- _What this task involves_
Show every line that has the string "NaHCO" in it.

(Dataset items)

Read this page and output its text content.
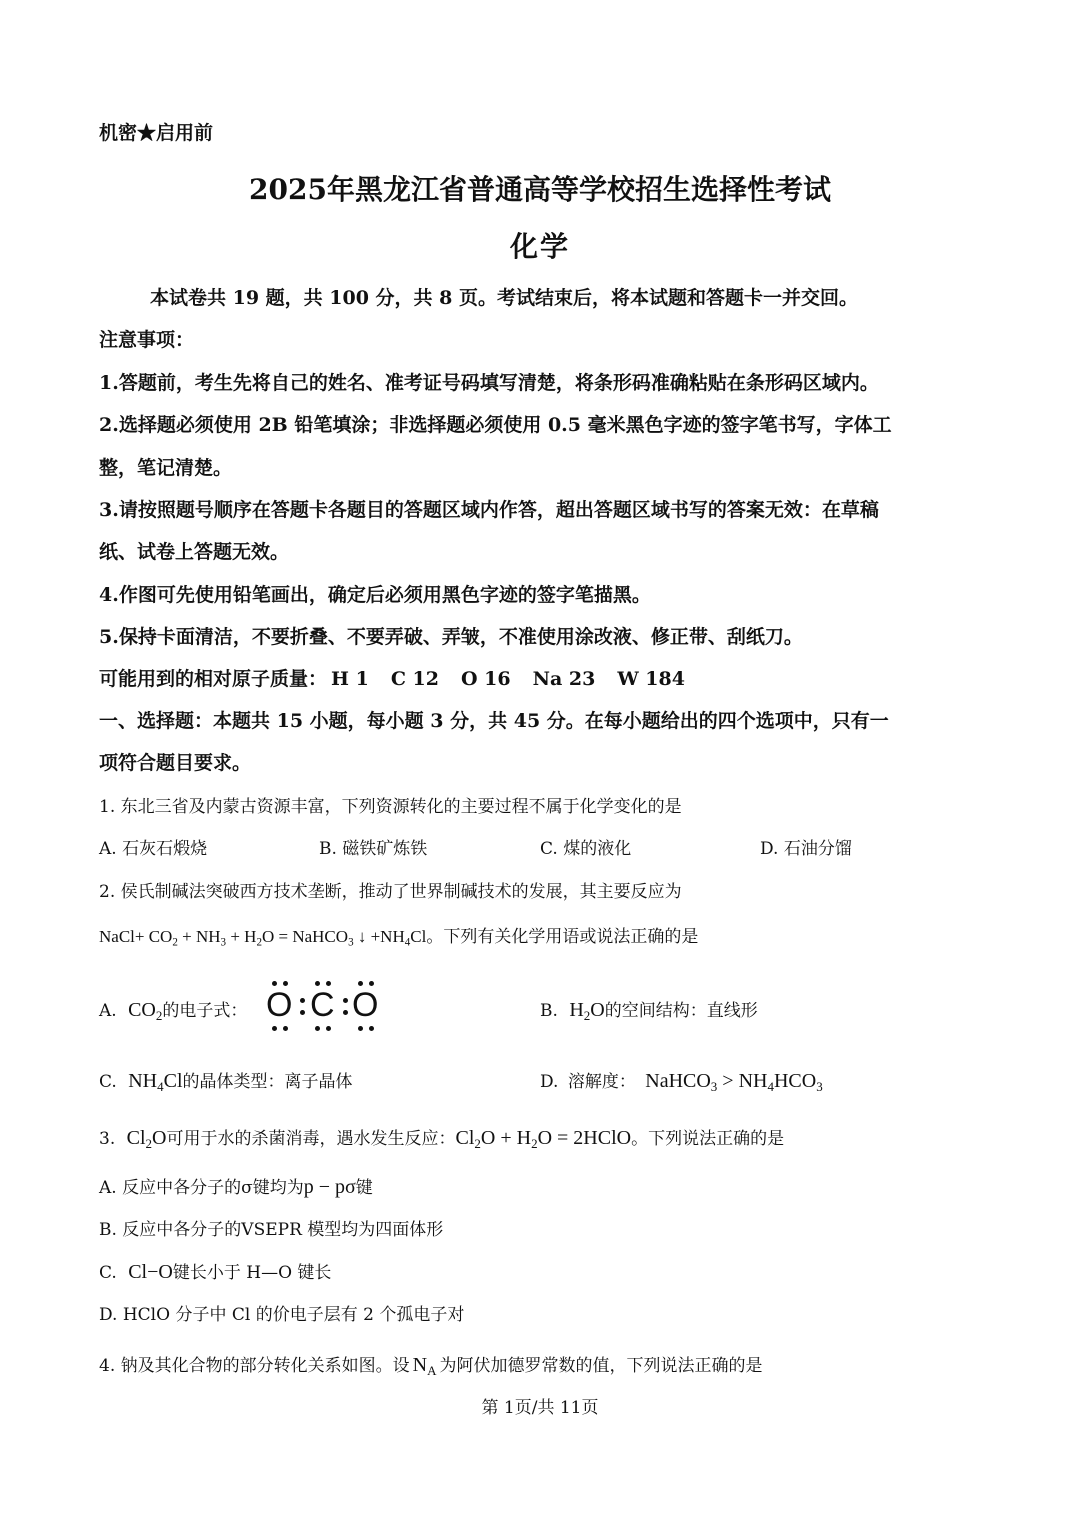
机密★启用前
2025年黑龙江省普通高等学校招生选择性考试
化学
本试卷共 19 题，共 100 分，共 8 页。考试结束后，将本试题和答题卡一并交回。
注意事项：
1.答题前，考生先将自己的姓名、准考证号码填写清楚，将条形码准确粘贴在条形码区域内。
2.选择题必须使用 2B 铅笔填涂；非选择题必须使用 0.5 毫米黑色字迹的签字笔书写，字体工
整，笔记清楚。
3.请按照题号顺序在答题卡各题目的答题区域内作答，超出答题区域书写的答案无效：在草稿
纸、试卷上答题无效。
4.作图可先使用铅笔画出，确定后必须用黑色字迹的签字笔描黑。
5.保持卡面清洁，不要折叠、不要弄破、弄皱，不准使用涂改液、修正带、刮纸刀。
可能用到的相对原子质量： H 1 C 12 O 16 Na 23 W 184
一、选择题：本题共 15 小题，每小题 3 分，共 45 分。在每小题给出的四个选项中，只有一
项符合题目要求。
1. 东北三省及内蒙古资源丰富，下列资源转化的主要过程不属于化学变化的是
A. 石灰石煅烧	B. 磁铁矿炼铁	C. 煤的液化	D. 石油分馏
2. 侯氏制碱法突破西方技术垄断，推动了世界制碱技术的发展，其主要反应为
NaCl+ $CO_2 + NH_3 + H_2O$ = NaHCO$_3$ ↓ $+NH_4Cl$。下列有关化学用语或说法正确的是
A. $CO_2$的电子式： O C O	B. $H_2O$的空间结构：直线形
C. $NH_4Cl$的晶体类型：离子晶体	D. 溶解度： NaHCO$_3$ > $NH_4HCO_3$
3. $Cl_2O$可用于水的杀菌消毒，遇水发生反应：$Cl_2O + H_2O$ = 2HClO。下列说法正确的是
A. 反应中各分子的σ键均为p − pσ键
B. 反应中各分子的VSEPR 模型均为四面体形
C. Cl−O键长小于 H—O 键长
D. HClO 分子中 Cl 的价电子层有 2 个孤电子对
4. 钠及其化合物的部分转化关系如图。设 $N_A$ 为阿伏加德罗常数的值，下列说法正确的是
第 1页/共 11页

- _Correct output_
NaCl+ $CO_2 + NH_3 + H_2O$ = NaHCO$_3$ ↓ $+NH_4Cl$。下列有关化学用语或说法正确的是
C. $NH_4Cl$的晶体类型：离子晶体	D. 溶解度： NaHCO$_3$ > $NH_4HCO_3$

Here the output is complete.